## REQUIREMENT:
In this exercise, reproduce all the entries that follow exactly.

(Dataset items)
- - -

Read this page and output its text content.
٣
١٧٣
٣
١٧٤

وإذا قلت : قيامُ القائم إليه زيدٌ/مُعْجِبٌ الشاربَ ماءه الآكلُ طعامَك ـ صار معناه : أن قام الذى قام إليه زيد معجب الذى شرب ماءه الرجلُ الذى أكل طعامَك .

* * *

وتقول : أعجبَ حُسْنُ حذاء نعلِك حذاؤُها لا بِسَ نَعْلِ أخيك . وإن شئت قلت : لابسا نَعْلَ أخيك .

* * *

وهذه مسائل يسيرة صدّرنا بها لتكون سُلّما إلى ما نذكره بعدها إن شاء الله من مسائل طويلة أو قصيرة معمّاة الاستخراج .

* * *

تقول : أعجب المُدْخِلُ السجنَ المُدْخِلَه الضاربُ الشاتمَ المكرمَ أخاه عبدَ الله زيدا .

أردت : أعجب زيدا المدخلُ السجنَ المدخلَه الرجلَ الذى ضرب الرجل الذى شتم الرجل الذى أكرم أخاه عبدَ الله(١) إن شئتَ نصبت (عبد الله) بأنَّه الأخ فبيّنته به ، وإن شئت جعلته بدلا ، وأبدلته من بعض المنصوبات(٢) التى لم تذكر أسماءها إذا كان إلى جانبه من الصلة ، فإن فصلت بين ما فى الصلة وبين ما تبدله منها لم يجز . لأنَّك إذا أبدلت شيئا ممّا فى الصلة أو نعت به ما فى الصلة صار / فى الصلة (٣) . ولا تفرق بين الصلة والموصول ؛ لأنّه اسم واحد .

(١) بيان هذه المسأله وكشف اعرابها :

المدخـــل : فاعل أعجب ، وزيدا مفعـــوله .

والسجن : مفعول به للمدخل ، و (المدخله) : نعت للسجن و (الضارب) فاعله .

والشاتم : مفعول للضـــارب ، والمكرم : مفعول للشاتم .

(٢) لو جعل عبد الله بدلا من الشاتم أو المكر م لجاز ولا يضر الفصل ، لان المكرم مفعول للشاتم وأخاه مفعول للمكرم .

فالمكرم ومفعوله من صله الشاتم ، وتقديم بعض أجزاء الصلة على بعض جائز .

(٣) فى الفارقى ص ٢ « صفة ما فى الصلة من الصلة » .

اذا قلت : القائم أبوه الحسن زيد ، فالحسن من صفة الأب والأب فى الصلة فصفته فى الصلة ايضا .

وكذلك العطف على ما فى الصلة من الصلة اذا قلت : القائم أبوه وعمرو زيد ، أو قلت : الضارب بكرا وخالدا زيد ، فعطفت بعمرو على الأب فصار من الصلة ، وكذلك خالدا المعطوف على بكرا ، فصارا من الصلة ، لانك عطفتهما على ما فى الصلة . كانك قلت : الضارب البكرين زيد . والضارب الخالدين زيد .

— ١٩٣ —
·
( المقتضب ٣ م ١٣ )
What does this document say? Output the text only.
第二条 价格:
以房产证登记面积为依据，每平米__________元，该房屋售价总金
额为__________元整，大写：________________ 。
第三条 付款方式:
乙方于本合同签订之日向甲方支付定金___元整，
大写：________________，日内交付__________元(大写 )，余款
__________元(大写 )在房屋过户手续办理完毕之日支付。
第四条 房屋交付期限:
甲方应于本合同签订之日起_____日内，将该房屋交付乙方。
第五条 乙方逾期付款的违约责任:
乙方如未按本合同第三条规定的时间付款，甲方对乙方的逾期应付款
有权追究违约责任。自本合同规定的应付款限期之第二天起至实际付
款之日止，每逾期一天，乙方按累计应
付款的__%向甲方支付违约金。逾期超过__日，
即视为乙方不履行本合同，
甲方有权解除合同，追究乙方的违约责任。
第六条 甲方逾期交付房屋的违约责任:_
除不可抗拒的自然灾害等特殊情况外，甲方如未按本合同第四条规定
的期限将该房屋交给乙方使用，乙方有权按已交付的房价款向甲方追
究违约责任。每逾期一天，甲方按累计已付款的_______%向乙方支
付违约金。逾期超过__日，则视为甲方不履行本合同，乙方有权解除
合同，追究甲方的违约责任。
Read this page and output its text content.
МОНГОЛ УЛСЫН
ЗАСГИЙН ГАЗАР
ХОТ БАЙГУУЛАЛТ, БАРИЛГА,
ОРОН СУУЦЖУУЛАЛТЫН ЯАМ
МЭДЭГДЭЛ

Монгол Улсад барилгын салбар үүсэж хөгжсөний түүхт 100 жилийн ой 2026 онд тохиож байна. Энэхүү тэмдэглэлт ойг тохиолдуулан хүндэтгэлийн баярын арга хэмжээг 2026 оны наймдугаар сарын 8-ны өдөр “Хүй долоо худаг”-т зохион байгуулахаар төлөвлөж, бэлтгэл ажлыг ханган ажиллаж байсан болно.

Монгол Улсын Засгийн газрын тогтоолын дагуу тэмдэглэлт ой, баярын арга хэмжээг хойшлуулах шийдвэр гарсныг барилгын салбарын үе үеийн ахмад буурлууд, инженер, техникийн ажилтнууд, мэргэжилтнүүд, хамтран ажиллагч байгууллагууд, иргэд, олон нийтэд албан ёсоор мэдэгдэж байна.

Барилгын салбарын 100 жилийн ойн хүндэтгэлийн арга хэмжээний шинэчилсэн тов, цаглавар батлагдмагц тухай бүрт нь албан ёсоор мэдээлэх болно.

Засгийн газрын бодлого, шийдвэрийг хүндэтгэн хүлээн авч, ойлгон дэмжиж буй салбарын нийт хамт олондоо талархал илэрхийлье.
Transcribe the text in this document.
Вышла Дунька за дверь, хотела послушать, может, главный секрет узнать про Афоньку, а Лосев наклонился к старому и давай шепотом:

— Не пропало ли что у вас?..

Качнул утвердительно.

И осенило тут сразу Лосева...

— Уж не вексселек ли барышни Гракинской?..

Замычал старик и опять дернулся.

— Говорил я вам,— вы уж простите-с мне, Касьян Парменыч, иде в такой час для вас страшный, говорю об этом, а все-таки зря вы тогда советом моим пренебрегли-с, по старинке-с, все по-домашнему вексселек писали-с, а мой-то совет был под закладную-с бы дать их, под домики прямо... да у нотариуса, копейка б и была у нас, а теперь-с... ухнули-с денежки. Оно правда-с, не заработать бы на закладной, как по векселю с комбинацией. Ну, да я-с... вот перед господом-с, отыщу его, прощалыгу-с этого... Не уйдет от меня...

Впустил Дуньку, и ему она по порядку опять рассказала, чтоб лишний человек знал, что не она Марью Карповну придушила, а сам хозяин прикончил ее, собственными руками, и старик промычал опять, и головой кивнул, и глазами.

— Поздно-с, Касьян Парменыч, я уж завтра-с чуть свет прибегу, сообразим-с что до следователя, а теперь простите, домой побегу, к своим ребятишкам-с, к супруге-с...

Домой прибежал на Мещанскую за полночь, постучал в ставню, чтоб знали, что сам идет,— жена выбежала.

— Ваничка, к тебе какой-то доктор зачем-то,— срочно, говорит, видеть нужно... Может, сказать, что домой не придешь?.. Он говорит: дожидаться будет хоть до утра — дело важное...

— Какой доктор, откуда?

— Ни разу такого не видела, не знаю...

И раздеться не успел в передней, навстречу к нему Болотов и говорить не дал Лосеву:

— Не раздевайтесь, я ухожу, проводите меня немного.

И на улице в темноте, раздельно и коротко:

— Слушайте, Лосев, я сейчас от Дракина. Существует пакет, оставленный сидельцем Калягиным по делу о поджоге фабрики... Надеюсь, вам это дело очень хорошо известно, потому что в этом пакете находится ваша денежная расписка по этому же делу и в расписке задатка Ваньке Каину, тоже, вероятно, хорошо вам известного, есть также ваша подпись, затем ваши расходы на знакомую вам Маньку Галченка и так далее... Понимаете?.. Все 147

- - -

## CORRECT RESPONSE:
Read this page and output its text content.
٣
١٧٣
٣
١٧٤

وإذا قلت : قيامُ القائم إليه زيدٌ/مُعْجِبٌ الشاربَ ماءه الآكلُ طعامَك ـ صار معناه : أن قام الذى قام إليه زيد معجب الذى شرب ماءه الرجلُ الذى أكل طعامَك .

* * *

وتقول : أعجبَ حُسْنُ حذاء نعلِك حذاؤُها لا بِسَ نَعْلِ أخيك . وإن شئت قلت : لابسا نَعْلَ أخيك .

* * *

وهذه مسائل يسيرة صدّرنا بها لتكون سُلّما إلى ما نذكره بعدها إن شاء الله من مسائل طويلة أو قصيرة معمّاة الاستخراج .

* * *

تقول : أعجب المُدْخِلُ السجنَ المُدْخِلَه الضاربُ الشاتمَ المكرمَ أخاه عبدَ الله زيدا .

أردت : أعجب زيدا المدخلُ السجنَ المدخلَه الرجلَ الذى ضرب الرجل الذى شتم الرجل الذى أكرم أخاه عبدَ الله(١) إن شئتَ نصبت (عبد الله) بأنَّه الأخ فبيّنته به ، وإن شئت جعلته بدلا ، وأبدلته من بعض المنصوبات(٢) التى لم تذكر أسماءها إذا كان إلى جانبه من الصلة ، فإن فصلت بين ما فى الصلة وبين ما تبدله منها لم يجز . لأنَّك إذا أبدلت شيئا ممّا فى الصلة أو نعت به ما فى الصلة صار / فى الصلة (٣) . ولا تفرق بين الصلة والموصول ؛ لأنّه اسم واحد .

(١) بيان هذه المسأله وكشف اعرابها :

المدخـــل : فاعل أعجب ، وزيدا مفعـــوله .

والسجن : مفعول به للمدخل ، و (المدخله) : نعت للسجن و (الضارب) فاعله .

والشاتم : مفعول للضـــارب ، والمكرم : مفعول للشاتم .

(٢) لو جعل عبد الله بدلا من الشاتم أو المكر م لجاز ولا يضر الفصل ، لان المكرم مفعول للشاتم وأخاه مفعول للمكرم .

فالمكرم ومفعوله من صله الشاتم ، وتقديم بعض أجزاء الصلة على بعض جائز .

(٣) فى الفارقى ص ٢ « صفة ما فى الصلة من الصلة » .

اذا قلت : القائم أبوه الحسن زيد ، فالحسن من صفة الأب والأب فى الصلة فصفته فى الصلة ايضا .

وكذلك العطف على ما فى الصلة من الصلة اذا قلت : القائم أبوه وعمرو زيد ، أو قلت : الضارب بكرا وخالدا زيد ، فعطفت بعمرو على الأب فصار من الصلة ، وكذلك خالدا المعطوف على بكرا ، فصارا من الصلة ، لانك عطفتهما على ما فى الصلة . كانك قلت : الضارب البكرين زيد . والضارب الخالدين زيد .

— ١٩٣ —
·
( المقتضب ٣ م ١٣ )
What does this document say? Output the text only.
第二条 价格:
以房产证登记面积为依据，每平米__________元，该房屋售价总金
额为__________元整，大写：________________ 。
第三条 付款方式:
乙方于本合同签订之日向甲方支付定金___元整，
大写：________________，日内交付__________元(大写 )，余款
__________元(大写 )在房屋过户手续办理完毕之日支付。
第四条 房屋交付期限:
甲方应于本合同签订之日起_____日内，将该房屋交付乙方。
第五条 乙方逾期付款的违约责任:
乙方如未按本合同第三条规定的时间付款，甲方对乙方的逾期应付款
有权追究违约责任。自本合同规定的应付款限期之第二天起至实际付
款之日止，每逾期一天，乙方按累计应
付款的__%向甲方支付违约金。逾期超过__日，
即视为乙方不履行本合同，
甲方有权解除合同，追究乙方的违约责任。
第六条 甲方逾期交付房屋的违约责任:_
除不可抗拒的自然灾害等特殊情况外，甲方如未按本合同第四条规定
的期限将该房屋交给乙方使用，乙方有权按已交付的房价款向甲方追
究违约责任。每逾期一天，甲方按累计已付款的_______%向乙方支
付违约金。逾期超过__日，则视为甲方不履行本合同，乙方有权解除
合同，追究甲方的违约责任。
Read this page and output its text content.
МОНГОЛ УЛСЫН
ЗАСГИЙН ГАЗАР
ХОТ БАЙГУУЛАЛТ, БАРИЛГА,
ОРОН СУУЦЖУУЛАЛТЫН ЯАМ
МЭДЭГДЭЛ

Монгол Улсад барилгын салбар үүсэж хөгжсөний түүхт 100 жилийн ой 2026 онд тохиож байна. Энэхүү тэмдэглэлт ойг тохиолдуулан хүндэтгэлийн баярын арга хэмжээг 2026 оны наймдугаар сарын 8-ны өдөр “Хүй долоо худаг”-т зохион байгуулахаар төлөвлөж, бэлтгэл ажлыг ханган ажиллаж байсан болно.

Монгол Улсын Засгийн газрын тогтоолын дагуу тэмдэглэлт ой, баярын арга хэмжээг хойшлуулах шийдвэр гарсныг барилгын салбарын үе үеийн ахмад буурлууд, инженер, техникийн ажилтнууд, мэргэжилтнүүд, хамтран ажиллагч байгууллагууд, иргэд, олон нийтэд албан ёсоор мэдэгдэж байна.

Барилгын салбарын 100 жилийн ойн хүндэтгэлийн арга хэмжээний шинэчилсэн тов, цаглавар батлагдмагц тухай бүрт нь албан ёсоор мэдээлэх болно.

Засгийн газрын бодлого, шийдвэрийг хүндэтгэн хүлээн авч, ойлгон дэмжиж буй салбарын нийт хамт олондоо талархал илэрхийлье.
Transcribe the text in this document.
Вышла Дунька за дверь, хотела послушать, может, главный секрет узнать про Афоньку, а Лосев наклонился к старому и давай шепотом:

— Не пропало ли что у вас?..

Качнул утвердительно.

И осенило тут сразу Лосева...

— Уж не вексселек ли барышни Гракинской?..

Замычал старик и опять дернулся.

— Говорил я вам,— вы уж простите-с мне, Касьян Парменыч, иде в такой час для вас страшный, говорю об этом, а все-таки зря вы тогда советом моим пренебрегли-с, по старинке-с, все по-домашнему вексселек писали-с, а мой-то совет был под закладную-с бы дать их, под домики прямо... да у нотариуса, копейка б и была у нас, а теперь-с... ухнули-с денежки. Оно правда-с, не заработать бы на закладной, как по векселю с комбинацией. Ну, да я-с... вот перед господом-с, отыщу его, прощалыгу-с этого... Не уйдет от меня...

Впустил Дуньку, и ему она по порядку опять рассказала, чтоб лишний человек знал, что не она Марью Карповну придушила, а сам хозяин прикончил ее, собственными руками, и старик промычал опять, и головой кивнул, и глазами.

— Поздно-с, Касьян Парменыч, я уж завтра-с чуть свет прибегу, сообразим-с что до следователя, а теперь простите, домой побегу, к своим ребятишкам-с, к супруге-с...

Домой прибежал на Мещанскую за полночь, постучал в ставню, чтоб знали, что сам идет,— жена выбежала.

— Ваничка, к тебе какой-то доктор зачем-то,— срочно, говорит, видеть нужно... Может, сказать, что домой не придешь?.. Он говорит: дожидаться будет хоть до утра — дело важное...

— Какой доктор, откуда?

— Ни разу такого не видела, не знаю...

И раздеться не успел в передней, навстречу к нему Болотов и говорить не дал Лосеву:

— Не раздевайтесь, я ухожу, проводите меня немного.

И на улице в темноте, раздельно и коротко:

— Слушайте, Лосев, я сейчас от Дракина. Существует пакет, оставленный сидельцем Калягиным по делу о поджоге фабрики... Надеюсь, вам это дело очень хорошо известно, потому что в этом пакете находится ваша денежная расписка по этому же делу и в расписке задатка Ваньке Каину, тоже, вероятно, хорошо вам известного, есть также ваша подпись, затем ваши расходы на знакомую вам Маньку Галченка и так далее... Понимаете?.. Все 147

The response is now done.